● EXERCISE DESCRIPTION
Repeat every line of the listing below exactly, minus the pictures.

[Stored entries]
┌────────

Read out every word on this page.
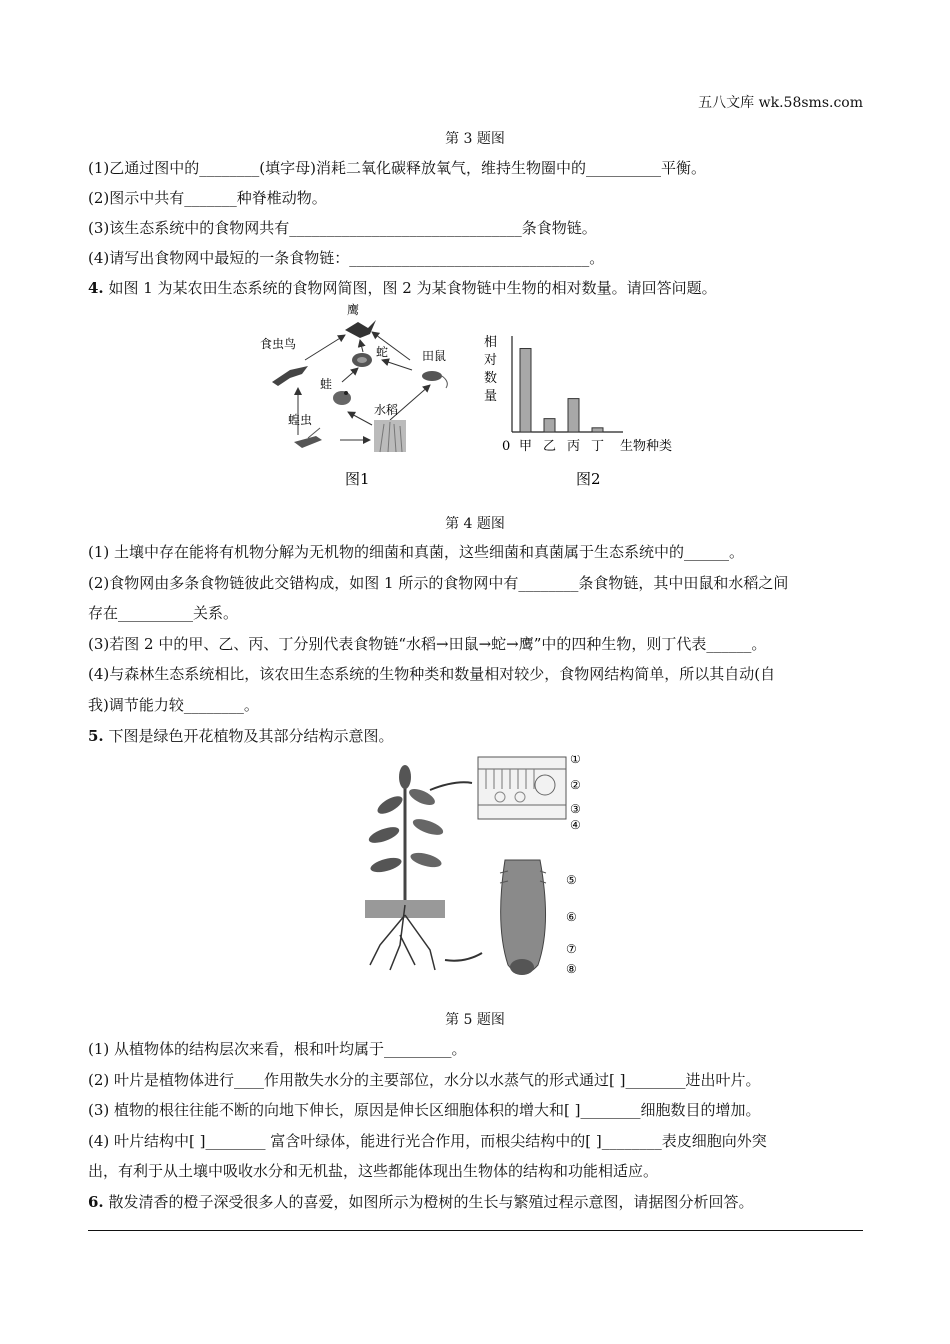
五八文库 wk.58sms.com
第 3 题图
(1)乙通过图中的________(填字母)消耗二氧化碳释放氧气，维持生物圈中的__________平衡。
(2)图示中共有_______种脊椎动物。
(3)该生态系统中的食物网共有_______________________________条食物链。
(4)请写出食物网中最短的一条食物链：________________________________。
4. 如图 1 为某农田生态系统的食物网简图，图 2 为某食物链中生物的相对数量。请回答问题。
鹰
食虫鸟
蛇	田鼠
蛙
蝗虫
水稻
图1
相
对
数
量
0 甲 乙 丙 丁 生物种类
图2
第 4 题图
(1) 土壤中存在能将有机物分解为无机物的细菌和真菌，这些细菌和真菌属于生态系统中的______。
(2)食物网由多条食物链彼此交错构成，如图 1 所示的食物网中有________条食物链，其中田鼠和水稻之间
存在__________关系。
(3)若图 2 中的甲、乙、丙、丁分别代表食物链“水稻→田鼠→蛇→鹰”中的四种生物，则丁代表______。
(4)与森林生态系统相比，该农田生态系统的生物种类和数量相对较少，食物网结构简单，所以其自动(自
我)调节能力较________。
5. 下图是绿色开花植物及其部分结构示意图。
①
②
③
④
⑤
⑥
⑦
⑧
第 5 题图
(1) 从植物体的结构层次来看，根和叶均属于_________。
(2) 叶片是植物体进行____作用散失水分的主要部位，水分以水蒸气的形式通过[ ]________进出叶片。
(3) 植物的根往往能不断的向地下伸长，原因是伸长区细胞体积的增大和[ ]________细胞数目的增加。
(4) 叶片结构中[ ]________ 富含叶绿体，能进行光合作用，而根尖结构中的[ ]________表皮细胞向外突
出，有利于从土壤中吸收水分和无机盐，这些都能体现出生物体的结构和功能相适应。
6. 散发清香的橙子深受很多人的喜爱，如图所示为橙树的生长与繁殖过程示意图，请据图分析回答。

└────────

● TASK OUTPUT
Read out every word on this page.
五八文库 wk.58sms.com
第 3 题图
(1)乙通过图中的________(填字母)消耗二氧化碳释放氧气，维持生物圈中的__________平衡。
(2)图示中共有_______种脊椎动物。
(3)该生态系统中的食物网共有_______________________________条食物链。
(4)请写出食物网中最短的一条食物链：________________________________。
4. 如图 1 为某农田生态系统的食物网简图，图 2 为某食物链中生物的相对数量。请回答问题。
鹰
食虫鸟
蛇	田鼠
蛙
蝗虫
水稻
图1
相
对
数
量
0 甲 乙 丙 丁 生物种类
图2
第 4 题图
(1) 土壤中存在能将有机物分解为无机物的细菌和真菌，这些细菌和真菌属于生态系统中的______。
(2)食物网由多条食物链彼此交错构成，如图 1 所示的食物网中有________条食物链，其中田鼠和水稻之间
存在__________关系。
(3)若图 2 中的甲、乙、丙、丁分别代表食物链“水稻→田鼠→蛇→鹰”中的四种生物，则丁代表______。
(4)与森林生态系统相比，该农田生态系统的生物种类和数量相对较少，食物网结构简单，所以其自动(自
我)调节能力较________。
5. 下图是绿色开花植物及其部分结构示意图。
①
②
③
④
⑤
⑥
⑦
⑧
第 5 题图
(1) 从植物体的结构层次来看，根和叶均属于_________。
(2) 叶片是植物体进行____作用散失水分的主要部位，水分以水蒸气的形式通过[ ]________进出叶片。
(3) 植物的根往往能不断的向地下伸长，原因是伸长区细胞体积的增大和[ ]________细胞数目的增加。
(4) 叶片结构中[ ]________ 富含叶绿体，能进行光合作用，而根尖结构中的[ ]________表皮细胞向外突
出，有利于从土壤中吸收水分和无机盐，这些都能体现出生物体的结构和功能相适应。
6. 散发清香的橙子深受很多人的喜爱，如图所示为橙树的生长与繁殖过程示意图，请据图分析回答。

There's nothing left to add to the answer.